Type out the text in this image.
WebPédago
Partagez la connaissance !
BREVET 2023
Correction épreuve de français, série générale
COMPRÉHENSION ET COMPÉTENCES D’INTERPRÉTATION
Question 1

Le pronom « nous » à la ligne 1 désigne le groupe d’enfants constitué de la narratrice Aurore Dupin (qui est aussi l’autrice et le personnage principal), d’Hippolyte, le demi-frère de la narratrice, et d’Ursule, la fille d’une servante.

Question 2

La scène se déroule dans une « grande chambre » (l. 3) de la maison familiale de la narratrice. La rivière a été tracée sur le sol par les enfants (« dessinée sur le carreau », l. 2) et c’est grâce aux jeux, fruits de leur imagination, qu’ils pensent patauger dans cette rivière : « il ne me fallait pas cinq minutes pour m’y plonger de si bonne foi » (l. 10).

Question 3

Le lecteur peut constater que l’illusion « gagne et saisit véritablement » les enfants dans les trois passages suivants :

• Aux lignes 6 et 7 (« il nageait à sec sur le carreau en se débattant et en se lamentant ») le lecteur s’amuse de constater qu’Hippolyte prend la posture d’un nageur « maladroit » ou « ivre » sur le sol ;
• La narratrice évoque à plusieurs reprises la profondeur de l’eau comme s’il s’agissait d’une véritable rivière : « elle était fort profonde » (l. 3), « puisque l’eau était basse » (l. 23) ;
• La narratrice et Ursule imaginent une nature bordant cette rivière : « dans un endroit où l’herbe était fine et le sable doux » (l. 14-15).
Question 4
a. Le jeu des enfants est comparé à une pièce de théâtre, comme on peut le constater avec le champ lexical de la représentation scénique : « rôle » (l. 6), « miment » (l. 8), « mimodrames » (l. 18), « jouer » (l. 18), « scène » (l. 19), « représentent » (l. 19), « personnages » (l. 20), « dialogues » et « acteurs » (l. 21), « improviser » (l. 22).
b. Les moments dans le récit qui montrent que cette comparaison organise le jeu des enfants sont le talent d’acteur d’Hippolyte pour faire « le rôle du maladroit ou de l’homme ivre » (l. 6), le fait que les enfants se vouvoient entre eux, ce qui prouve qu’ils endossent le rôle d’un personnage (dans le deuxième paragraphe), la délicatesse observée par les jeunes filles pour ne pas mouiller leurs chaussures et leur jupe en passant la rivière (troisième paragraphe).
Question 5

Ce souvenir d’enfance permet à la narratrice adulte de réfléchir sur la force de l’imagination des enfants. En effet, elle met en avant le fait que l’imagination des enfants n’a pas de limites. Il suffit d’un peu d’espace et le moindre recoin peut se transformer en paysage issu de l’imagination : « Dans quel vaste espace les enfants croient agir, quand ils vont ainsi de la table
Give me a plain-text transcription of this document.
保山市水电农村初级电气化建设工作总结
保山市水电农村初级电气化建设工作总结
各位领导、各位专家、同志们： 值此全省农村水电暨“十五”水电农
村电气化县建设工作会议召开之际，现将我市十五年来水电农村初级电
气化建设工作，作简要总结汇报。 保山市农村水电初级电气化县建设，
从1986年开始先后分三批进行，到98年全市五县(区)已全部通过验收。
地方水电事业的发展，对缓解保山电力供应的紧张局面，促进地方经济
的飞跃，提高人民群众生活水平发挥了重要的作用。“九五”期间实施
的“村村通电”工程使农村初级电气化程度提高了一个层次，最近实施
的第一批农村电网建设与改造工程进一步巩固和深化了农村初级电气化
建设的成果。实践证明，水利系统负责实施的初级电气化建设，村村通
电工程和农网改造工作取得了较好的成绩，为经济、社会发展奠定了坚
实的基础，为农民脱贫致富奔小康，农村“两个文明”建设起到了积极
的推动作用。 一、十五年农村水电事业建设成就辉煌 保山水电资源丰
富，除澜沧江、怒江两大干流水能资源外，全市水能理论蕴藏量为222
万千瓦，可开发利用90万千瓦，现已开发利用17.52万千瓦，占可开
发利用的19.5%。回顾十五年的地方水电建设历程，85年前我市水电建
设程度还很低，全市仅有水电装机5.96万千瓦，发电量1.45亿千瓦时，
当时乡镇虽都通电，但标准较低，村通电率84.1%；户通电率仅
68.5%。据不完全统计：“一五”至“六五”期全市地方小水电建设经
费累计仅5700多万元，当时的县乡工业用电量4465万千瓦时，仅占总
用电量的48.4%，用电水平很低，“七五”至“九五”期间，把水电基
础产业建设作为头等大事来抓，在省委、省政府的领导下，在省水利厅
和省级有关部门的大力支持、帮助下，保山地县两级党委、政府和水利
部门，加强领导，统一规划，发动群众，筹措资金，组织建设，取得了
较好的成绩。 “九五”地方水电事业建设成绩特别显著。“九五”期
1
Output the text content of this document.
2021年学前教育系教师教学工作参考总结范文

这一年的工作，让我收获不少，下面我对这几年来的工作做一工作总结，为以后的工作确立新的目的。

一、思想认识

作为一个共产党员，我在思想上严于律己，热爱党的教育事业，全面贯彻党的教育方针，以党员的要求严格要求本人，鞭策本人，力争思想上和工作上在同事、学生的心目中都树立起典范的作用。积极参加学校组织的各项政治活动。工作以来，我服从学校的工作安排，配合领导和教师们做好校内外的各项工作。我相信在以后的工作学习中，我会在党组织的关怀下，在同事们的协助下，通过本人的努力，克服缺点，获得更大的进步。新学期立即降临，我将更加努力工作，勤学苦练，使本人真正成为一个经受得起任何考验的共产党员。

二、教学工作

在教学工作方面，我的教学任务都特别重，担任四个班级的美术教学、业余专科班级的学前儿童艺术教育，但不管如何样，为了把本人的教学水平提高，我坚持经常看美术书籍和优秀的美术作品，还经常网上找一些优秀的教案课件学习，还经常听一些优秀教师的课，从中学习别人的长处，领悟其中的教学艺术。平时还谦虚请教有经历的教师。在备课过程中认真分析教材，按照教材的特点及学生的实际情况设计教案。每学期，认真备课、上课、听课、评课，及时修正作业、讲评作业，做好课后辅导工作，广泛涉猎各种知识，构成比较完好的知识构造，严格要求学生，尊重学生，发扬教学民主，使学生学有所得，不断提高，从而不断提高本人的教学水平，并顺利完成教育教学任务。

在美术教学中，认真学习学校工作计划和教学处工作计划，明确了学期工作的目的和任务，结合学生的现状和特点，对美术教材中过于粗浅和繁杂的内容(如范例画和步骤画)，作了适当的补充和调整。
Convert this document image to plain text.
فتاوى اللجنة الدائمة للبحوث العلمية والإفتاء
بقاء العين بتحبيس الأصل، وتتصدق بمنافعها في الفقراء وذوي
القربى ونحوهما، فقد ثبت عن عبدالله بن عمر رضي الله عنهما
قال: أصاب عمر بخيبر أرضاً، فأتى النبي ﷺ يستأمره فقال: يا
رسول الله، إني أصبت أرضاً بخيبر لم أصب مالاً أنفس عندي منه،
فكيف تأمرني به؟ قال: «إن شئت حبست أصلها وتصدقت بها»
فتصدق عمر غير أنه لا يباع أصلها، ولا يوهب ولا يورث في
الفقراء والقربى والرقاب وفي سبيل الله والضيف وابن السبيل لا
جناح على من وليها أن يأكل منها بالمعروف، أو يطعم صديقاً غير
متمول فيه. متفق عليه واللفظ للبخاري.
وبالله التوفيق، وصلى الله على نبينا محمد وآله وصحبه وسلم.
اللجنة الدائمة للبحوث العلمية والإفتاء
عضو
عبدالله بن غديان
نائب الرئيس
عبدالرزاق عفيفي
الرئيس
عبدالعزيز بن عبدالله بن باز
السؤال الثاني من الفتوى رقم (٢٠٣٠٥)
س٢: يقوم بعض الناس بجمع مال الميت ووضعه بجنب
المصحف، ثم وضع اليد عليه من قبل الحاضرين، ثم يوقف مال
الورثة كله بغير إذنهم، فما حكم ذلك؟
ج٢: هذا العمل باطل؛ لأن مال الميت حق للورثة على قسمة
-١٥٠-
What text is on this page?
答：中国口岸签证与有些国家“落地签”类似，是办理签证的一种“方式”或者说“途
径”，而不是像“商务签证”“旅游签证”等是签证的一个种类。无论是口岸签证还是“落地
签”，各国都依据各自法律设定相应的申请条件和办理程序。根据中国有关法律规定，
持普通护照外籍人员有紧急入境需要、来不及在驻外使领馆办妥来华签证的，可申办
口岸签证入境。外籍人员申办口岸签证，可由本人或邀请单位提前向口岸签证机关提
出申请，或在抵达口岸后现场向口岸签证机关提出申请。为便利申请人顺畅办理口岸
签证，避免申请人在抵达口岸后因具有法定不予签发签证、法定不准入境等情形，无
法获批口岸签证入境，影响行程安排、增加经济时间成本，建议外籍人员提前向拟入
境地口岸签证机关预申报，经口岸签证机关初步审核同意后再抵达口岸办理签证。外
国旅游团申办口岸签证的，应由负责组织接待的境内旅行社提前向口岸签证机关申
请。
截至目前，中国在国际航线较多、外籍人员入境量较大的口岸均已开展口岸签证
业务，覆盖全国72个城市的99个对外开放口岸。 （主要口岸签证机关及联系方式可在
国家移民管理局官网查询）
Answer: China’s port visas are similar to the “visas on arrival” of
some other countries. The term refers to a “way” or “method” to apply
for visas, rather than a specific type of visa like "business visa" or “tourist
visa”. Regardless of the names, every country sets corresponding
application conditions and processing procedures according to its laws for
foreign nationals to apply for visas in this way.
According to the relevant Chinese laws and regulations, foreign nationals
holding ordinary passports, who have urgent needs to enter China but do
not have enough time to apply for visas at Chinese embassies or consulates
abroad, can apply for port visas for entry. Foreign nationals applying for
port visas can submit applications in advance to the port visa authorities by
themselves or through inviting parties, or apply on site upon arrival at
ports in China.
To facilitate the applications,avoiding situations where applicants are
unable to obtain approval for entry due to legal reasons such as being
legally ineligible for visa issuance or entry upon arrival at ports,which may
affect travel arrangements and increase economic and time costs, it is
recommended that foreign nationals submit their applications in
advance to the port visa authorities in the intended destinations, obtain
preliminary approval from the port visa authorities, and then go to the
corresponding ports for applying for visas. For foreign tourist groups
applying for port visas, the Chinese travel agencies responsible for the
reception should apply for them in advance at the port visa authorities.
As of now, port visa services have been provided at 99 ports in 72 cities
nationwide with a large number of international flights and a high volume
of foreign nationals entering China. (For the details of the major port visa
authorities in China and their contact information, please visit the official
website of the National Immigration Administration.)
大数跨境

» Set exercise
Collect the lines of the records that include the string "plain".

» Exercise output
Give me a plain-text transcription of this document.
Convert this document image to plain text.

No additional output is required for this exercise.